• [GIVEN TASK] Write out all the entries word for word and omit any pictures.
══ DATASET CONTENT
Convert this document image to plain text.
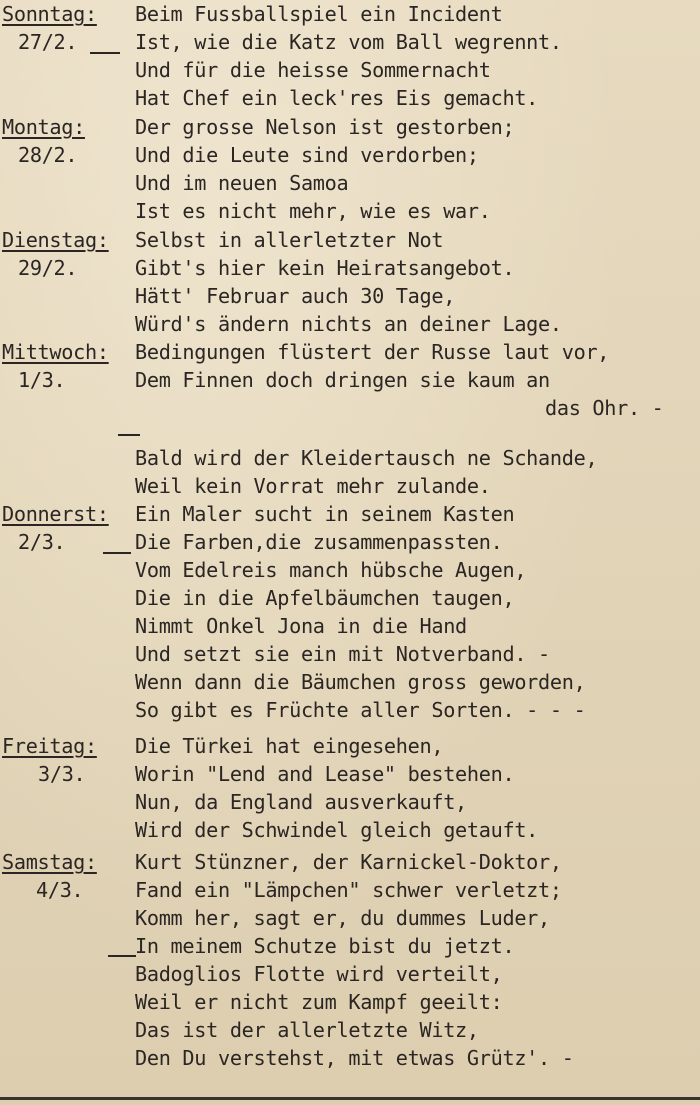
Sonntag:
27/2.
Beim Fussballspiel ein Incident
Ist, wie die Katz vom Ball wegrennt.
Und für die heisse Sommernacht
Hat Chef ein leck'res Eis gemacht.
Montag:
28/2.
Der grosse Nelson ist gestorben;
Und die Leute sind verdorben;
Und im neuen Samoa
Ist es nicht mehr, wie es war.
Dienstag:
29/2.
Selbst in allerletzter Not
Gibt's hier kein Heiratsangebot.
Hätt' Februar auch 30 Tage,
Würd's ändern nichts an deiner Lage.
Mittwoch:
1/3.
Bedingungen flüstert der Russe laut vor,
Dem Finnen doch dringen sie kaum an
das Ohr. -
Bald wird der Kleidertausch ne Schande,
Weil kein Vorrat mehr zulande.
Donnerst:
2/3.
Ein Maler sucht in seinem Kasten
Die Farben,die zusammenpassten.
Vom Edelreis manch hübsche Augen,
Die in die Apfelbäumchen taugen,
Nimmt Onkel Jona in die Hand
Und setzt sie ein mit Notverband. -
Wenn dann die Bäumchen gross geworden,
So gibt es Früchte aller Sorten. - - -
Freitag:
3/3.
Die Türkei hat eingesehen,
Worin "Lend and Lease" bestehen.
Nun, da England ausverkauft,
Wird der Schwindel gleich getauft.
Samstag:
4/3.
Kurt Stünzner, der Karnickel-Doktor,
Fand ein "Lämpchen" schwer verletzt;
Komm her, sagt er, du dummes Luder,
In meinem Schutze bist du jetzt.
Badoglios Flotte wird verteilt,
Weil er nicht zum Kampf geeilt:
Das ist der allerletzte Witz,
Den Du verstehst, mit etwas Grütz'. -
════
• [RESPONSE TO THIS EXERCISE]
Convert this document image to plain text.
Sonntag:
27/2.
Beim Fussballspiel ein Incident
Ist, wie die Katz vom Ball wegrennt.
Und für die heisse Sommernacht
Hat Chef ein leck'res Eis gemacht.
Montag:
28/2.
Der grosse Nelson ist gestorben;
Und die Leute sind verdorben;
Und im neuen Samoa
Ist es nicht mehr, wie es war.
Dienstag:
29/2.
Selbst in allerletzter Not
Gibt's hier kein Heiratsangebot.
Hätt' Februar auch 30 Tage,
Würd's ändern nichts an deiner Lage.
Mittwoch:
1/3.
Bedingungen flüstert der Russe laut vor,
Dem Finnen doch dringen sie kaum an
das Ohr. -
Bald wird der Kleidertausch ne Schande,
Weil kein Vorrat mehr zulande.
Donnerst:
2/3.
Ein Maler sucht in seinem Kasten
Die Farben,die zusammenpassten.
Vom Edelreis manch hübsche Augen,
Die in die Apfelbäumchen taugen,
Nimmt Onkel Jona in die Hand
Und setzt sie ein mit Notverband. -
Wenn dann die Bäumchen gross geworden,
So gibt es Früchte aller Sorten. - - -
Freitag:
3/3.
Die Türkei hat eingesehen,
Worin "Lend and Lease" bestehen.
Nun, da England ausverkauft,
Wird der Schwindel gleich getauft.
Samstag:
4/3.
Kurt Stünzner, der Karnickel-Doktor,
Fand ein "Lämpchen" schwer verletzt;
Komm her, sagt er, du dummes Luder,
In meinem Schutze bist du jetzt.
Badoglios Flotte wird verteilt,
Weil er nicht zum Kampf geeilt:
Das ist der allerletzte Witz,
Den Du verstehst, mit etwas Grütz'. -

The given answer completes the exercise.